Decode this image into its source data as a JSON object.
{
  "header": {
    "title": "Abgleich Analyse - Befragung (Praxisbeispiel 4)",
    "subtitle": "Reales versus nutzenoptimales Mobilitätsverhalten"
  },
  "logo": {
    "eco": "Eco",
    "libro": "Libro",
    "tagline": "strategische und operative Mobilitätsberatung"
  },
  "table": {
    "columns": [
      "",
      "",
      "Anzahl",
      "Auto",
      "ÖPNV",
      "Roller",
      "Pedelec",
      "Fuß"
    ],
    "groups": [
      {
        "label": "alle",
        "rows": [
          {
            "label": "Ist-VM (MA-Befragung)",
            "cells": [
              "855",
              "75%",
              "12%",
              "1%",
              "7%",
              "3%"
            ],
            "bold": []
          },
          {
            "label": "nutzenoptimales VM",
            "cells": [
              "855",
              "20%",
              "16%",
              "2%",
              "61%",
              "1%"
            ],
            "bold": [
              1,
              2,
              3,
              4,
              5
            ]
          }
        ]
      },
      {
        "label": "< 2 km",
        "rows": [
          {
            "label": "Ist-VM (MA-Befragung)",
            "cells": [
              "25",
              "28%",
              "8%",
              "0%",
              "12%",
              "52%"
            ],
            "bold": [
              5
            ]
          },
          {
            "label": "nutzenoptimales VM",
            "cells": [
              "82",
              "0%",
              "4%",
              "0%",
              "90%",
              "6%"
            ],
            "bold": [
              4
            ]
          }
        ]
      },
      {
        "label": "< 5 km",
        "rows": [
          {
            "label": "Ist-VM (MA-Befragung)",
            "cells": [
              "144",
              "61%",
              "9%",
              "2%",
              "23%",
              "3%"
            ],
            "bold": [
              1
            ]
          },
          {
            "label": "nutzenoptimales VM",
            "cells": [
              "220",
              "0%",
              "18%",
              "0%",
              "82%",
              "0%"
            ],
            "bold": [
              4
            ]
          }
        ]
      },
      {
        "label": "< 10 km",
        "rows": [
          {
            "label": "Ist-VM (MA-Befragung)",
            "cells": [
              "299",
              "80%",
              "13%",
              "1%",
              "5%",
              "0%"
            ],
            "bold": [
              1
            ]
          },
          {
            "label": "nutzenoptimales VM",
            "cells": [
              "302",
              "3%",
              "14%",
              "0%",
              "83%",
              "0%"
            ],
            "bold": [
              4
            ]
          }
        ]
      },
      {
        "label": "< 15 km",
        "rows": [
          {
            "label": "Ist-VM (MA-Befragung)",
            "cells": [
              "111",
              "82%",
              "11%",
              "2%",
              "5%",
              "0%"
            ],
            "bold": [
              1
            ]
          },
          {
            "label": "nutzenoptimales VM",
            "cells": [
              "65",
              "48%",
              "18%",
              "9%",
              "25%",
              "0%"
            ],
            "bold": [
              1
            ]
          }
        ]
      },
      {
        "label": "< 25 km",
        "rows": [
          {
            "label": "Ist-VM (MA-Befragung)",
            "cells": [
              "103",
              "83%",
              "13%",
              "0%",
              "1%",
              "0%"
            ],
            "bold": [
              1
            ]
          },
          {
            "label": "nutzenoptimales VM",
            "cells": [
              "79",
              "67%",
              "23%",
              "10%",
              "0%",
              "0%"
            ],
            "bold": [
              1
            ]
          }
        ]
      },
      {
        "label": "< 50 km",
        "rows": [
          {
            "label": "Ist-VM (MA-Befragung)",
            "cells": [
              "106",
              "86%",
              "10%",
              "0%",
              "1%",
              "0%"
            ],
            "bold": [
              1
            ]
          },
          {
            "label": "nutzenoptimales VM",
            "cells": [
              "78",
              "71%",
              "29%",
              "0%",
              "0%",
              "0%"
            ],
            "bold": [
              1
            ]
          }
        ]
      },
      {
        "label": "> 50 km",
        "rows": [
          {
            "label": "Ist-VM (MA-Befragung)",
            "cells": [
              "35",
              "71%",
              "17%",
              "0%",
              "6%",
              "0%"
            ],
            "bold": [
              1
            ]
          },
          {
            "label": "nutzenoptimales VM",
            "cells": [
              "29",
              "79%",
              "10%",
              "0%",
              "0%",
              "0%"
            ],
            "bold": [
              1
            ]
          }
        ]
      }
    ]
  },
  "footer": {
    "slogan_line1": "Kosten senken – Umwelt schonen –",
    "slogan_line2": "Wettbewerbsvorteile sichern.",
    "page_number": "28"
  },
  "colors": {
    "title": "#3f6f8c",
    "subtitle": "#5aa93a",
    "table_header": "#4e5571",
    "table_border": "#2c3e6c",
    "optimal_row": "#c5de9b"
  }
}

**What the exercise asks**
Repeat the material above exactly.

**Written response**
Decode this image into its source data as a JSON object.
{
  "header": {
    "title": "Abgleich Analyse - Befragung (Praxisbeispiel 4)",
    "subtitle": "Reales versus nutzenoptimales Mobilitätsverhalten"
  },
  "logo": {
    "eco": "Eco",
    "libro": "Libro",
    "tagline": "strategische und operative Mobilitätsberatung"
  },
  "table": {
    "columns": [
      "",
      "",
      "Anzahl",
      "Auto",
      "ÖPNV",
      "Roller",
      "Pedelec",
      "Fuß"
    ],
    "groups": [
      {
        "label": "alle",
        "rows": [
          {
            "label": "Ist-VM (MA-Befragung)",
            "cells": [
              "855",
              "75%",
              "12%",
              "1%",
              "7%",
              "3%"
            ],
            "bold": []
          },
          {
            "label": "nutzenoptimales VM",
            "cells": [
              "855",
              "20%",
              "16%",
              "2%",
              "61%",
              "1%"
            ],
            "bold": [
              1,
              2,
              3,
              4,
              5
            ]
          }
        ]
      },
      {
        "label": "< 2 km",
        "rows": [
          {
            "label": "Ist-VM (MA-Befragung)",
            "cells": [
              "25",
              "28%",
              "8%",
              "0%",
              "12%",
              "52%"
            ],
            "bold": [
              5
            ]
          },
          {
            "label": "nutzenoptimales VM",
            "cells": [
              "82",
              "0%",
              "4%",
              "0%",
              "90%",
              "6%"
            ],
            "bold": [
              4
            ]
          }
        ]
      },
      {
        "label": "< 5 km",
        "rows": [
          {
            "label": "Ist-VM (MA-Befragung)",
            "cells": [
              "144",
              "61%",
              "9%",
              "2%",
              "23%",
              "3%"
            ],
            "bold": [
              1
            ]
          },
          {
            "label": "nutzenoptimales VM",
            "cells": [
              "220",
              "0%",
              "18%",
              "0%",
              "82%",
              "0%"
            ],
            "bold": [
              4
            ]
          }
        ]
      },
      {
        "label": "< 10 km",
        "rows": [
          {
            "label": "Ist-VM (MA-Befragung)",
            "cells": [
              "299",
              "80%",
              "13%",
              "1%",
              "5%",
              "0%"
            ],
            "bold": [
              1
            ]
          },
          {
            "label": "nutzenoptimales VM",
            "cells": [
              "302",
              "3%",
              "14%",
              "0%",
              "83%",
              "0%"
            ],
            "bold": [
              4
            ]
          }
        ]
      },
      {
        "label": "< 15 km",
        "rows": [
          {
            "label": "Ist-VM (MA-Befragung)",
            "cells": [
              "111",
              "82%",
              "11%",
              "2%",
              "5%",
              "0%"
            ],
            "bold": [
              1
            ]
          },
          {
            "label": "nutzenoptimales VM",
            "cells": [
              "65",
              "48%",
              "18%",
              "9%",
              "25%",
              "0%"
            ],
            "bold": [
              1
            ]
          }
        ]
      },
      {
        "label": "< 25 km",
        "rows": [
          {
            "label": "Ist-VM (MA-Befragung)",
            "cells": [
              "103",
              "83%",
              "13%",
              "0%",
              "1%",
              "0%"
            ],
            "bold": [
              1
            ]
          },
          {
            "label": "nutzenoptimales VM",
            "cells": [
              "79",
              "67%",
              "23%",
              "10%",
              "0%",
              "0%"
            ],
            "bold": [
              1
            ]
          }
        ]
      },
      {
        "label": "< 50 km",
        "rows": [
          {
            "label": "Ist-VM (MA-Befragung)",
            "cells": [
              "106",
              "86%",
              "10%",
              "0%",
              "1%",
              "0%"
            ],
            "bold": [
              1
            ]
          },
          {
            "label": "nutzenoptimales VM",
            "cells": [
              "78",
              "71%",
              "29%",
              "0%",
              "0%",
              "0%"
            ],
            "bold": [
              1
            ]
          }
        ]
      },
      {
        "label": "> 50 km",
        "rows": [
          {
            "label": "Ist-VM (MA-Befragung)",
            "cells": [
              "35",
              "71%",
              "17%",
              "0%",
              "6%",
              "0%"
            ],
            "bold": [
              1
            ]
          },
          {
            "label": "nutzenoptimales VM",
            "cells": [
              "29",
              "79%",
              "10%",
              "0%",
              "0%",
              "0%"
            ],
            "bold": [
              1
            ]
          }
        ]
      }
    ]
  },
  "footer": {
    "slogan_line1": "Kosten senken – Umwelt schonen –",
    "slogan_line2": "Wettbewerbsvorteile sichern.",
    "page_number": "28"
  },
  "colors": {
    "title": "#3f6f8c",
    "subtitle": "#5aa93a",
    "table_header": "#4e5571",
    "table_border": "#2c3e6c",
    "optimal_row": "#c5de9b"
  }
}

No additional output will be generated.